YOUR TASK:
Find each line with the word "Back" and copy it.

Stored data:
-- Begin --

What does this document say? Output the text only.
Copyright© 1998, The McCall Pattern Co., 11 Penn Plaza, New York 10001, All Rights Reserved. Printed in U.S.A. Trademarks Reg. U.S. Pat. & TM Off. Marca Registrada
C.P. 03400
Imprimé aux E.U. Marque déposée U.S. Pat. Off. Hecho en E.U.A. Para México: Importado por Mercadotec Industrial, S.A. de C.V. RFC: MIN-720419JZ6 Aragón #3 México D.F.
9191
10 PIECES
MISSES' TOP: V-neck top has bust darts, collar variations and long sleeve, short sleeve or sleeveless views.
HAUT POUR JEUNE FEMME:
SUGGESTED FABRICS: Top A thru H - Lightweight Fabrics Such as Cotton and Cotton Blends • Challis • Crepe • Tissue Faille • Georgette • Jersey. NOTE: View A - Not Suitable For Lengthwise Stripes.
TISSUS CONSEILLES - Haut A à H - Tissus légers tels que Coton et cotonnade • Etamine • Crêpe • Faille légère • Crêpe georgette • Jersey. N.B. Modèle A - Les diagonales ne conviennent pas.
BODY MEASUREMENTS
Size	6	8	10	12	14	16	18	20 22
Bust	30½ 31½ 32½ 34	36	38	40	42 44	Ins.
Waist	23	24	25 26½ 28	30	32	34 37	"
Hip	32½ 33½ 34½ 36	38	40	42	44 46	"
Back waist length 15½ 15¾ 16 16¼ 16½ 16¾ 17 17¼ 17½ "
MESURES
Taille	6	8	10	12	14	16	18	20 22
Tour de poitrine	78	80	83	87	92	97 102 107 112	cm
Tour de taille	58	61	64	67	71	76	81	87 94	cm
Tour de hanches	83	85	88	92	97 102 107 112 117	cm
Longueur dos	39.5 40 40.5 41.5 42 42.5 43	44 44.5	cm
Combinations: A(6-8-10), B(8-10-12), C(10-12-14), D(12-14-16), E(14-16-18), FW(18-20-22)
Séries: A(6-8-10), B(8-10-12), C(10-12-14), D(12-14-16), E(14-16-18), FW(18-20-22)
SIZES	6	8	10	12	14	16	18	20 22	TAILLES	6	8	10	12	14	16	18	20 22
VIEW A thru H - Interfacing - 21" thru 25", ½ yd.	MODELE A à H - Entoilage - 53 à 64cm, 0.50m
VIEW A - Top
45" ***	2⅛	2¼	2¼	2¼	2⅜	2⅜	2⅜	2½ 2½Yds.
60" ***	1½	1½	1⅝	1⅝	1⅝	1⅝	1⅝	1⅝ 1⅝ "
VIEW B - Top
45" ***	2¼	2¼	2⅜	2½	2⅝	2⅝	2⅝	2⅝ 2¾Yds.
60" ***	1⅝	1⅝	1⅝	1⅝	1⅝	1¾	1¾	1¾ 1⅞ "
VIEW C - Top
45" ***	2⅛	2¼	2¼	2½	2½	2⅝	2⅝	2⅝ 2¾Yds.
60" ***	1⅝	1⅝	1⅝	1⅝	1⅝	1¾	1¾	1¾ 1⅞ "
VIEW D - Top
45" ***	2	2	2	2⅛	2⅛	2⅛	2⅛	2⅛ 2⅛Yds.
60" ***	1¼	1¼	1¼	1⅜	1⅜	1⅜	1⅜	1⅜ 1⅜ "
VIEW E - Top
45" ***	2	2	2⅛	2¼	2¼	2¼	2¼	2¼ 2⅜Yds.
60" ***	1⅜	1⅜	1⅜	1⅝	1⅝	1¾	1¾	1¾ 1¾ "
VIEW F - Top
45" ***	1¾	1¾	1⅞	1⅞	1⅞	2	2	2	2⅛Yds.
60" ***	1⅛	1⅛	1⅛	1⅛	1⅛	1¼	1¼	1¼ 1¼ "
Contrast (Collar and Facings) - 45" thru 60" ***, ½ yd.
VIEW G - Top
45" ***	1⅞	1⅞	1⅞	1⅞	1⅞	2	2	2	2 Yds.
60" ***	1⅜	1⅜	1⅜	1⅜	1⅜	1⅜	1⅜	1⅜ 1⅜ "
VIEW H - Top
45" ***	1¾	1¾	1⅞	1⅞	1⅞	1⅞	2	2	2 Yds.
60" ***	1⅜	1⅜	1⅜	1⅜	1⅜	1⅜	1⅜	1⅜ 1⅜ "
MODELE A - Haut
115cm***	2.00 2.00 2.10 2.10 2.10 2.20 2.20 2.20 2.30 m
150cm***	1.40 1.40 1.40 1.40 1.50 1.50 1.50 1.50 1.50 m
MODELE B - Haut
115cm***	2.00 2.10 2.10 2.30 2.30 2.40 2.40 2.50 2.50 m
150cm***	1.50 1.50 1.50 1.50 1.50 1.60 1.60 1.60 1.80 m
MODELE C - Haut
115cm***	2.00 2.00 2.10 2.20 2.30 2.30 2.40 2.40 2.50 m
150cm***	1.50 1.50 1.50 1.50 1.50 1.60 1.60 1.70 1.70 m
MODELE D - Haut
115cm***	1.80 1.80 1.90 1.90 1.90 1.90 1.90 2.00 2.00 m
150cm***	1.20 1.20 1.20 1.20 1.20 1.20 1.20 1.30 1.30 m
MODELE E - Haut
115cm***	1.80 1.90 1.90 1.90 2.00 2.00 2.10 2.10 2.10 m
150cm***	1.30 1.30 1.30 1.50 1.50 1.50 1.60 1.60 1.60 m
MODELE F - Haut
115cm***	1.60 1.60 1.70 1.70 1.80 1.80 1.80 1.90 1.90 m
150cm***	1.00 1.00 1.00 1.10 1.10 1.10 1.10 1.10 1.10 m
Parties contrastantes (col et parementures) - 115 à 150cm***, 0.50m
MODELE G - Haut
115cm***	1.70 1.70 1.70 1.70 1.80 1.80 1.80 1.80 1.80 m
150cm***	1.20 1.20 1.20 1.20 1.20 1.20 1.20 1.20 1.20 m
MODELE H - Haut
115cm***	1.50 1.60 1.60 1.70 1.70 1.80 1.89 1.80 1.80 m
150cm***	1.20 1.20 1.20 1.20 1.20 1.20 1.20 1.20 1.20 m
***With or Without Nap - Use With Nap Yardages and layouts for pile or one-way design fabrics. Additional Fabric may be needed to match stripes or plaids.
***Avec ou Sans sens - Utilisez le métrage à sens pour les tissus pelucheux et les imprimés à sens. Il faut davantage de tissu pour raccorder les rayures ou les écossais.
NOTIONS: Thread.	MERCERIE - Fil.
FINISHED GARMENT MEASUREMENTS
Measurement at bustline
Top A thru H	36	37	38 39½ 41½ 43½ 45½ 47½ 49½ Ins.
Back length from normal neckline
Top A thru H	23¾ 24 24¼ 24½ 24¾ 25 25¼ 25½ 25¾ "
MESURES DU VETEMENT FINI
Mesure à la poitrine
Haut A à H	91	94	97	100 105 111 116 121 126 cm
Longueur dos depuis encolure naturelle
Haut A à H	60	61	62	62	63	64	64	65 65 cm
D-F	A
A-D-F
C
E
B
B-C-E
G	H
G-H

-- End --

FINAL RESULT:
Back waist length 15½ 15¾ 16 16¼ 16½ 16¾ 17 17¼ 17½ "
Back length from normal neckline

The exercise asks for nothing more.